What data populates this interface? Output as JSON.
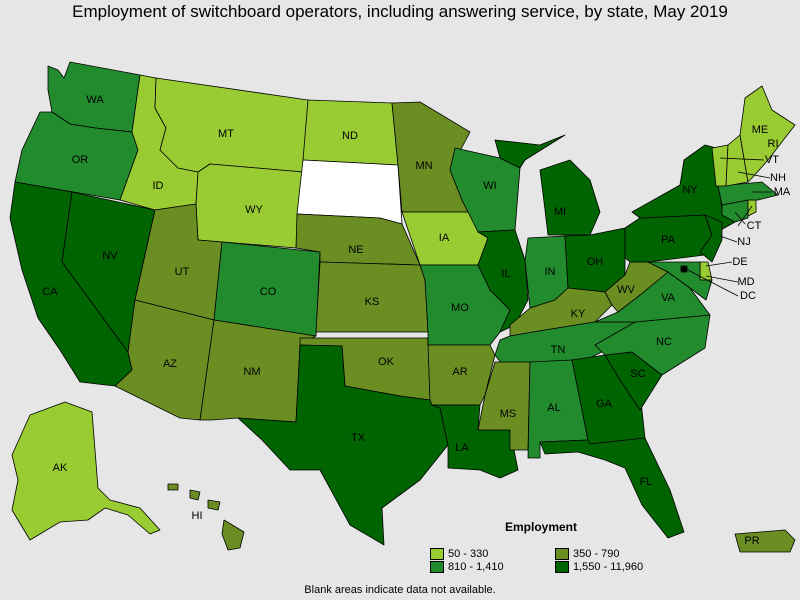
{
  "title": "Employment of switchboard operators, including answering service, by state, May 2019",
  "colors": {
    "c1": "#99cc33",
    "c2": "#6b8e23",
    "c3": "#228b2e",
    "c4": "#006400",
    "blank": "#ffffff",
    "water": "#e6e6e6"
  },
  "legend": {
    "title": "Employment",
    "items": [
      {
        "label": "50 - 330",
        "color": "#99cc33"
      },
      {
        "label": "350 - 790",
        "color": "#6b8e23"
      },
      {
        "label": "810 - 1,410",
        "color": "#228b2e"
      },
      {
        "label": "1,550 - 11,960",
        "color": "#006400"
      }
    ]
  },
  "footnote": "Blank areas indicate data not available.",
  "states": [
    {
      "abbr": "WA",
      "class": "c3"
    },
    {
      "abbr": "OR",
      "class": "c3"
    },
    {
      "abbr": "CA",
      "class": "c4"
    },
    {
      "abbr": "NV",
      "class": "c4"
    },
    {
      "abbr": "ID",
      "class": "c1"
    },
    {
      "abbr": "MT",
      "class": "c1"
    },
    {
      "abbr": "WY",
      "class": "c1"
    },
    {
      "abbr": "UT",
      "class": "c2"
    },
    {
      "abbr": "AZ",
      "class": "c2"
    },
    {
      "abbr": "CO",
      "class": "c3"
    },
    {
      "abbr": "NM",
      "class": "c2"
    },
    {
      "abbr": "ND",
      "class": "c1"
    },
    {
      "abbr": "SD",
      "class": "blank"
    },
    {
      "abbr": "NE",
      "class": "c2"
    },
    {
      "abbr": "KS",
      "class": "c2"
    },
    {
      "abbr": "OK",
      "class": "c2"
    },
    {
      "abbr": "TX",
      "class": "c4"
    },
    {
      "abbr": "MN",
      "class": "c2"
    },
    {
      "abbr": "IA",
      "class": "c1"
    },
    {
      "abbr": "MO",
      "class": "c3"
    },
    {
      "abbr": "AR",
      "class": "c2"
    },
    {
      "abbr": "LA",
      "class": "c4"
    },
    {
      "abbr": "WI",
      "class": "c3"
    },
    {
      "abbr": "IL",
      "class": "c4"
    },
    {
      "abbr": "MI",
      "class": "c4"
    },
    {
      "abbr": "IN",
      "class": "c3"
    },
    {
      "abbr": "OH",
      "class": "c4"
    },
    {
      "abbr": "KY",
      "class": "c2"
    },
    {
      "abbr": "TN",
      "class": "c3"
    },
    {
      "abbr": "MS",
      "class": "c2"
    },
    {
      "abbr": "AL",
      "class": "c3"
    },
    {
      "abbr": "GA",
      "class": "c4"
    },
    {
      "abbr": "FL",
      "class": "c4"
    },
    {
      "abbr": "SC",
      "class": "c4"
    },
    {
      "abbr": "NC",
      "class": "c3"
    },
    {
      "abbr": "VA",
      "class": "c3"
    },
    {
      "abbr": "WV",
      "class": "c2"
    },
    {
      "abbr": "PA",
      "class": "c4"
    },
    {
      "abbr": "NY",
      "class": "c4"
    },
    {
      "abbr": "NJ",
      "class": "c4"
    },
    {
      "abbr": "DE",
      "class": "c1"
    },
    {
      "abbr": "MD",
      "class": "c3"
    },
    {
      "abbr": "DC",
      "class": "c4"
    },
    {
      "abbr": "CT",
      "class": "c3"
    },
    {
      "abbr": "RI",
      "class": "c1"
    },
    {
      "abbr": "MA",
      "class": "c3"
    },
    {
      "abbr": "VT",
      "class": "c1"
    },
    {
      "abbr": "NH",
      "class": "c1"
    },
    {
      "abbr": "ME",
      "class": "c1"
    },
    {
      "abbr": "AK",
      "class": "c1"
    },
    {
      "abbr": "HI",
      "class": "c2"
    },
    {
      "abbr": "PR",
      "class": "c2"
    }
  ]
}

· · · · ·

Stated goal: Copy every line of the listing containing the string "Employment".

Solved exercise:
  "title": "Employment of switchboard operators, including answering service, by state, May 2019",
    "title": "Employment",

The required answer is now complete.